Exercise directions →
In the material below, find how many lines contain the string "avec". Write only that number.

(Collected data entries)
>> START
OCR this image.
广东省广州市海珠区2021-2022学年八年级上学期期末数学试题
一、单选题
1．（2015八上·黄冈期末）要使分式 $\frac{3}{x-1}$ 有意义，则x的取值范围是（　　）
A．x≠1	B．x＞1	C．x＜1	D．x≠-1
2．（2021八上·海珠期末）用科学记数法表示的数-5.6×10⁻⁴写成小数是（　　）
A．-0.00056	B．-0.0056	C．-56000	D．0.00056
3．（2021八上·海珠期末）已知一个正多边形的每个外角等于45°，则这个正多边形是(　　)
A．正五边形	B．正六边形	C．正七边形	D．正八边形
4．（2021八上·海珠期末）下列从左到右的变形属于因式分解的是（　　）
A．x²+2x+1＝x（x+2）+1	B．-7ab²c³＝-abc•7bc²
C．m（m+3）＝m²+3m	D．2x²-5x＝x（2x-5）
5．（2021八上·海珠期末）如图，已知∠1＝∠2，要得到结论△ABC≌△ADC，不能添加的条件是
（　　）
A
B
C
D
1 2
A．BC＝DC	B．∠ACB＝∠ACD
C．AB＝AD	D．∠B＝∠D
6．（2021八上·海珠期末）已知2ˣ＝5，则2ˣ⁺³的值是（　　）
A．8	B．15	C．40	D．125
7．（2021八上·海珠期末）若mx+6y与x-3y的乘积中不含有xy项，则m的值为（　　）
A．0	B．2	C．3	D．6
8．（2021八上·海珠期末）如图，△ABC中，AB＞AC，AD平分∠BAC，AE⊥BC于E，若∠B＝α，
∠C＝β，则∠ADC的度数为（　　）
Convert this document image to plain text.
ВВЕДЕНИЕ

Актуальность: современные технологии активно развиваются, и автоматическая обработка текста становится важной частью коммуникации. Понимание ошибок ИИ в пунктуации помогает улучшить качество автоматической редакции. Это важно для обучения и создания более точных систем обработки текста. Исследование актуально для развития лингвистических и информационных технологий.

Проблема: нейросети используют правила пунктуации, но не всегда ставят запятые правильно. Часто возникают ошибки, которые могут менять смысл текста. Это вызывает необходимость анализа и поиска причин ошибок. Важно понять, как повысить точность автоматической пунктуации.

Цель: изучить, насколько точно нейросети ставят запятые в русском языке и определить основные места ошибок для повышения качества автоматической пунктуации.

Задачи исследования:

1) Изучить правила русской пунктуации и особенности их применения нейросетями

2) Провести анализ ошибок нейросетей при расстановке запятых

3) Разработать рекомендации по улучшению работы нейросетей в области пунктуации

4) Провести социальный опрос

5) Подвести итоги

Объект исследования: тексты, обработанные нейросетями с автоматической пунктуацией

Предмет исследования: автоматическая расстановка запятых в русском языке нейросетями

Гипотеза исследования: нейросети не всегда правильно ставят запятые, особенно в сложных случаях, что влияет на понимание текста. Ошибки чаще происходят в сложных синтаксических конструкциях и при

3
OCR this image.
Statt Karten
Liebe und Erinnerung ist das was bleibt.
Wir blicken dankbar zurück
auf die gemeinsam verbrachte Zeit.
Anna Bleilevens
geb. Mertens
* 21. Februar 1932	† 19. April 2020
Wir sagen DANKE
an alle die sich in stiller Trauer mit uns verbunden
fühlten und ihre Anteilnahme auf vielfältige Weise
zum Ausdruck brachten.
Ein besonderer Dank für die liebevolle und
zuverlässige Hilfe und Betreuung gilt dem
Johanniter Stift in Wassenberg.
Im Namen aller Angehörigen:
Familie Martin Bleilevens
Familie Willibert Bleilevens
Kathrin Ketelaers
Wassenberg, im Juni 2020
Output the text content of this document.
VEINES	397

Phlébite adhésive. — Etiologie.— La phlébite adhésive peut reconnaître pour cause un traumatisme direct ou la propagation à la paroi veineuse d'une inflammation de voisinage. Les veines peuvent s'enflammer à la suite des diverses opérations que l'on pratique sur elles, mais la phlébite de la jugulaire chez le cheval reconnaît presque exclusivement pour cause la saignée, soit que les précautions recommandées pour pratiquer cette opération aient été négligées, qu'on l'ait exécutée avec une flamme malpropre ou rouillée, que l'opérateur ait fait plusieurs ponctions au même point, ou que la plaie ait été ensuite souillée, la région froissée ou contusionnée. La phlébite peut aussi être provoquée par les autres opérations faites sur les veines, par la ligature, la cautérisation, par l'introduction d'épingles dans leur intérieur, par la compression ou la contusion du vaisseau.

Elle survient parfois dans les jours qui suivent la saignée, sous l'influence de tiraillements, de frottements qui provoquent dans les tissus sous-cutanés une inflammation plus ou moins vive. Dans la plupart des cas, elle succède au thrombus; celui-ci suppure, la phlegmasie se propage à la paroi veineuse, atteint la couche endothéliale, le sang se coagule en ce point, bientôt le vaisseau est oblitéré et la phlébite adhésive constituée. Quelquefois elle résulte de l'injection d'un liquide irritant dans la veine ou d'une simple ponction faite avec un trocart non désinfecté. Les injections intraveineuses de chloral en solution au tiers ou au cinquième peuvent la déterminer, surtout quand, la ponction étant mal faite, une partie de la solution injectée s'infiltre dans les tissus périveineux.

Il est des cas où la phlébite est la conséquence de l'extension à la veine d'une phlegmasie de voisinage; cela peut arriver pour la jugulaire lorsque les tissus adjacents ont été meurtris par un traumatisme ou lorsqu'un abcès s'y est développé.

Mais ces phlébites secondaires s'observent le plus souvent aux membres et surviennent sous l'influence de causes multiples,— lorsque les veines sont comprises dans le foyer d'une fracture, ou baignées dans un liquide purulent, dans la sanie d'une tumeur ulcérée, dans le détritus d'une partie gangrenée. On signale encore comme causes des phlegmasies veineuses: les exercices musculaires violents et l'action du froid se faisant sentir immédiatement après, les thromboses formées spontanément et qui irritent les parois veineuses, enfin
>> END
Solution for this task →
2